[Page element annotation records]
** begin **

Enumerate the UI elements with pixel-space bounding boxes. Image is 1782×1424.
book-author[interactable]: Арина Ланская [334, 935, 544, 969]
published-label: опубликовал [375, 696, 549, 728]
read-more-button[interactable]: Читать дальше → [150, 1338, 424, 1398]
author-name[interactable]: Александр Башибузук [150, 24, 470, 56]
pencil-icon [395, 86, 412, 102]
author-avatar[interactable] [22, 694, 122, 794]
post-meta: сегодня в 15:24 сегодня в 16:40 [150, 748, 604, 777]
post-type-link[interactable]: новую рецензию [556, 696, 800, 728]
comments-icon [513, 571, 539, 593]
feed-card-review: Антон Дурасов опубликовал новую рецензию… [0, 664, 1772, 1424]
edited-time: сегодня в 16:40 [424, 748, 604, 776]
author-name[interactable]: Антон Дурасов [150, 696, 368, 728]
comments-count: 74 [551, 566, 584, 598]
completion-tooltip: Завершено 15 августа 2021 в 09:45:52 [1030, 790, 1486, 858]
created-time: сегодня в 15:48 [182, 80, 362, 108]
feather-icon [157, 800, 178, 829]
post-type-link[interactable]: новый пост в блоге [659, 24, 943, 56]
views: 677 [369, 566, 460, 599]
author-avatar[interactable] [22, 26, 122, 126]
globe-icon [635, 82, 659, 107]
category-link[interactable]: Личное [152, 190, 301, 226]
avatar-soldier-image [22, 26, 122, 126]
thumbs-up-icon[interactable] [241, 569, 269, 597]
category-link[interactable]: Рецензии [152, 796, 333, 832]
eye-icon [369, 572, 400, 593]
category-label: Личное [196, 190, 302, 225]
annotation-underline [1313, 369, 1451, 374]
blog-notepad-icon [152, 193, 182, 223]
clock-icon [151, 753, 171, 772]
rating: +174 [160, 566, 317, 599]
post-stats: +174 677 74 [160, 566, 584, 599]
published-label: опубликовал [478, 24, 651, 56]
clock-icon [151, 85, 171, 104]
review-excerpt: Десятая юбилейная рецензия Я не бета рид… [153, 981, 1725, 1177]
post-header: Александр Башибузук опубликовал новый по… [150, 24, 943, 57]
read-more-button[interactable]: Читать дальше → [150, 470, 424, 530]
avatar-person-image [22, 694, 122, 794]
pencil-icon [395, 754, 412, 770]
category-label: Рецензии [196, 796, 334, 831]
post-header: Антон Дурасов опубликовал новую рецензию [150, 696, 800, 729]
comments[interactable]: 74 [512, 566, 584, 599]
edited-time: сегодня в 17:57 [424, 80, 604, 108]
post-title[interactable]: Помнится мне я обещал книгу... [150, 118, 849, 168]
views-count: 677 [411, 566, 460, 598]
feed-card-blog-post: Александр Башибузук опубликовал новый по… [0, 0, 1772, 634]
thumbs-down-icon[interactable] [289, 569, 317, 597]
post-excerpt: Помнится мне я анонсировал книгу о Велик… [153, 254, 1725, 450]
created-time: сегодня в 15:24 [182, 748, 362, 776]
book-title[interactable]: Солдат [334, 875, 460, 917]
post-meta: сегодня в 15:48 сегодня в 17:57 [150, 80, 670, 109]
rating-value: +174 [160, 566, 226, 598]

** end **

Stated task
Can you rewrite every line of the records above as a numbered list, leaving out any blank lines?

Exercise response
1. Enumerate the UI elements with pixel-space bounding boxes. Image is 1782×1424.
2. book-author[interactable]: Арина Ланская [334, 935, 544, 969]
3. published-label: опубликовал [375, 696, 549, 728]
4. read-more-button[interactable]: Читать дальше → [150, 1338, 424, 1398]
5. author-name[interactable]: Александр Башибузук [150, 24, 470, 56]
6. pencil-icon [395, 86, 412, 102]
7. author-avatar[interactable] [22, 694, 122, 794]
8. post-meta: сегодня в 15:24 сегодня в 16:40 [150, 748, 604, 777]
9. post-type-link[interactable]: новую рецензию [556, 696, 800, 728]
10. comments-icon [513, 571, 539, 593]
11. feed-card-review: Антон Дурасов опубликовал новую рецензию… [0, 664, 1772, 1424]
12. edited-time: сегодня в 16:40 [424, 748, 604, 776]
13. author-name[interactable]: Антон Дурасов [150, 696, 368, 728]
14. comments-count: 74 [551, 566, 584, 598]
15. completion-tooltip: Завершено 15 августа 2021 в 09:45:52 [1030, 790, 1486, 858]
16. created-time: сегодня в 15:48 [182, 80, 362, 108]
17. feather-icon [157, 800, 178, 829]
18. post-type-link[interactable]: новый пост в блоге [659, 24, 943, 56]
19. views: 677 [369, 566, 460, 599]
20. author-avatar[interactable] [22, 26, 122, 126]
21. globe-icon [635, 82, 659, 107]
22. category-link[interactable]: Личное [152, 190, 301, 226]
23. avatar-soldier-image [22, 26, 122, 126]
24. thumbs-up-icon[interactable] [241, 569, 269, 597]
25. category-link[interactable]: Рецензии [152, 796, 333, 832]
26. eye-icon [369, 572, 400, 593]
27. category-label: Личное [196, 190, 302, 225]
28. annotation-underline [1313, 369, 1451, 374]
29. blog-notepad-icon [152, 193, 182, 223]
30. clock-icon [151, 753, 171, 772]
31. rating: +174 [160, 566, 317, 599]
32. post-stats: +174 677 74 [160, 566, 584, 599]
33. published-label: опубликовал [478, 24, 651, 56]
34. clock-icon [151, 85, 171, 104]
35. review-excerpt: Десятая юбилейная рецензия Я не бета рид… [153, 981, 1725, 1177]
36. post-header: Александр Башибузук опубликовал новый по… [150, 24, 943, 57]
37. read-more-button[interactable]: Читать дальше → [150, 470, 424, 530]
38. avatar-person-image [22, 694, 122, 794]
39. pencil-icon [395, 754, 412, 770]
40. category-label: Рецензии [196, 796, 334, 831]
41. post-header: Антон Дурасов опубликовал новую рецензию [150, 696, 800, 729]
42. comments[interactable]: 74 [512, 566, 584, 599]
43. edited-time: сегодня в 17:57 [424, 80, 604, 108]
44. post-title[interactable]: Помнится мне я обещал книгу... [150, 118, 849, 168]
45. views-count: 677 [411, 566, 460, 598]
46. feed-card-blog-post: Александр Башибузук опубликовал новый по… [0, 0, 1772, 634]
47. thumbs-down-icon[interactable] [289, 569, 317, 597]
48. post-excerpt: Помнится мне я анонсировал книгу о Велик… [153, 254, 1725, 450]
49. created-time: сегодня в 15:24 [182, 748, 362, 776]
50. book-title[interactable]: Солдат [334, 875, 460, 917]
51. post-meta: сегодня в 15:48 сегодня в 17:57 [150, 80, 670, 109]
52. rating-value: +174 [160, 566, 226, 598]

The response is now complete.